**ASSIGNMENT:**
The data is to be transcribed in full, with nothing missed.

MATERIAL FOR THE TASK below:

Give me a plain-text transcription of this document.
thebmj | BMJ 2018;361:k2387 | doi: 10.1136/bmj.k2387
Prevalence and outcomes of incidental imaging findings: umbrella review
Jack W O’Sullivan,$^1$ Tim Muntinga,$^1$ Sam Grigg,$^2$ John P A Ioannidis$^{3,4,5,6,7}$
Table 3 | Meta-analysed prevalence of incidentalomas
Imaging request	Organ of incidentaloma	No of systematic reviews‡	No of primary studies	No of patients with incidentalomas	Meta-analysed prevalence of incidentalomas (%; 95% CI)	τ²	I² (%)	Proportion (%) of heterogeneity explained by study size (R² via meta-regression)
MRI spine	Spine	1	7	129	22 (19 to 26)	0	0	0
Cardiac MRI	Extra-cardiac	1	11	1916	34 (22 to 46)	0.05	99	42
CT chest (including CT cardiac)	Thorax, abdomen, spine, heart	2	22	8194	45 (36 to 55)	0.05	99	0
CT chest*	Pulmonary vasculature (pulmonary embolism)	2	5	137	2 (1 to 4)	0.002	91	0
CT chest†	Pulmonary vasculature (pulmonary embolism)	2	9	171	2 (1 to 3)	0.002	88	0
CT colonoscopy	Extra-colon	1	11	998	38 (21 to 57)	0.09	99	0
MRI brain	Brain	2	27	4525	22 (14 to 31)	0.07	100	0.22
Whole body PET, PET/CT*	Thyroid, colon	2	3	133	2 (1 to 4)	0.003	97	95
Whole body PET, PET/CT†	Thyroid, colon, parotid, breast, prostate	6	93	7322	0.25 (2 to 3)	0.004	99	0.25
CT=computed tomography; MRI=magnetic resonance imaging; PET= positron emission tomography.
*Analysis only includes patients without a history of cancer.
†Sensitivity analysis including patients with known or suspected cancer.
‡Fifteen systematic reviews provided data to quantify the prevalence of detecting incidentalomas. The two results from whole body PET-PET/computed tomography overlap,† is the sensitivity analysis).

End of MATERIAL FOR THE TASK.

**SOLUTION FOR THIS PROBLEM:**
Give me a plain-text transcription of this document.
thebmj | BMJ 2018;361:k2387 | doi: 10.1136/bmj.k2387
Prevalence and outcomes of incidental imaging findings: umbrella review
Jack W O’Sullivan,$^1$ Tim Muntinga,$^1$ Sam Grigg,$^2$ John P A Ioannidis$^{3,4,5,6,7}$
Table 3 | Meta-analysed prevalence of incidentalomas
Imaging request	Organ of incidentaloma	No of systematic reviews‡	No of primary studies	No of patients with incidentalomas	Meta-analysed prevalence of incidentalomas (%; 95% CI)	τ²	I² (%)	Proportion (%) of heterogeneity explained by study size (R² via meta-regression)
MRI spine	Spine	1	7	129	22 (19 to 26)	0	0	0
Cardiac MRI	Extra-cardiac	1	11	1916	34 (22 to 46)	0.05	99	42
CT chest (including CT cardiac)	Thorax, abdomen, spine, heart	2	22	8194	45 (36 to 55)	0.05	99	0
CT chest*	Pulmonary vasculature (pulmonary embolism)	2	5	137	2 (1 to 4)	0.002	91	0
CT chest†	Pulmonary vasculature (pulmonary embolism)	2	9	171	2 (1 to 3)	0.002	88	0
CT colonoscopy	Extra-colon	1	11	998	38 (21 to 57)	0.09	99	0
MRI brain	Brain	2	27	4525	22 (14 to 31)	0.07	100	0.22
Whole body PET, PET/CT*	Thyroid, colon	2	3	133	2 (1 to 4)	0.003	97	95
Whole body PET, PET/CT†	Thyroid, colon, parotid, breast, prostate	6	93	7322	0.25 (2 to 3)	0.004	99	0.25
CT=computed tomography; MRI=magnetic resonance imaging; PET= positron emission tomography.
*Analysis only includes patients without a history of cancer.
†Sensitivity analysis including patients with known or suspected cancer.
‡Fifteen systematic reviews provided data to quantify the prevalence of detecting incidentalomas. The two results from whole body PET-PET/computed tomography overlap,† is the sensitivity analysis).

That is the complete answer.